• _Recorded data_

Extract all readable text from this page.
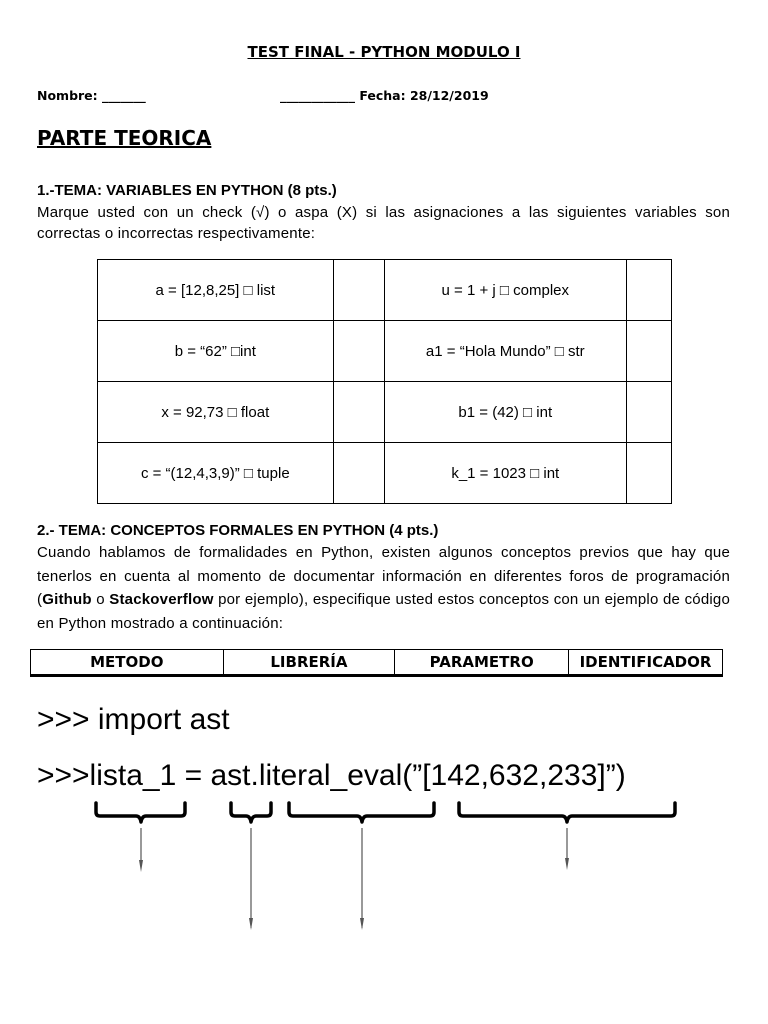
TEST FINAL - PYTHON MODULO I
Nombre: _______	____________ Fecha: 28/12/2019
PARTE TEORICA
1.-TEMA: VARIABLES EN PYTHON (8 pts.)
Marque usted con un check (√) o aspa (X) si las asignaciones a las siguientes variables son correctas o incorrectas respectivamente:
a = [12,8,25] □ list		u = 1 + j □ complex	
b = “62” □int		a1 = “Hola Mundo” □ str	
x = 92,73 □ float		b1 = (42) □ int	
c = “(12,4,3,9)” □ tuple		k_1 = 1023 □ int	
2.- TEMA: CONCEPTOS FORMALES EN PYTHON (4 pts.)
Cuando hablamos de formalidades en Python, existen algunos conceptos previos que hay que tenerlos en cuenta al momento de documentar información en diferentes foros de programación (Github o Stackoverflow por ejemplo), especifique usted estos conceptos con un ejemplo de código en Python mostrado a continuación:
METODO	LIBRERÍA	PARAMETRO	IDENTIFICADOR
>>> import ast
>>>lista_1 = ast.literal_eval(”[142,632,233]”)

• _Required task_
Copy out all the data exactly; skip the pictures.

• _Reply_
Extract all readable text from this page.
TEST FINAL - PYTHON MODULO I
Nombre: _______	____________ Fecha: 28/12/2019
PARTE TEORICA
1.-TEMA: VARIABLES EN PYTHON (8 pts.)
Marque usted con un check (√) o aspa (X) si las asignaciones a las siguientes variables son correctas o incorrectas respectivamente:
a = [12,8,25] □ list		u = 1 + j □ complex	
b = “62” □int		a1 = “Hola Mundo” □ str	
x = 92,73 □ float		b1 = (42) □ int	
c = “(12,4,3,9)” □ tuple		k_1 = 1023 □ int	
2.- TEMA: CONCEPTOS FORMALES EN PYTHON (4 pts.)
Cuando hablamos de formalidades en Python, existen algunos conceptos previos que hay que tenerlos en cuenta al momento de documentar información en diferentes foros de programación (Github o Stackoverflow por ejemplo), especifique usted estos conceptos con un ejemplo de código en Python mostrado a continuación:
METODO	LIBRERÍA	PARAMETRO	IDENTIFICADOR
>>> import ast
>>>lista_1 = ast.literal_eval(”[142,632,233]”)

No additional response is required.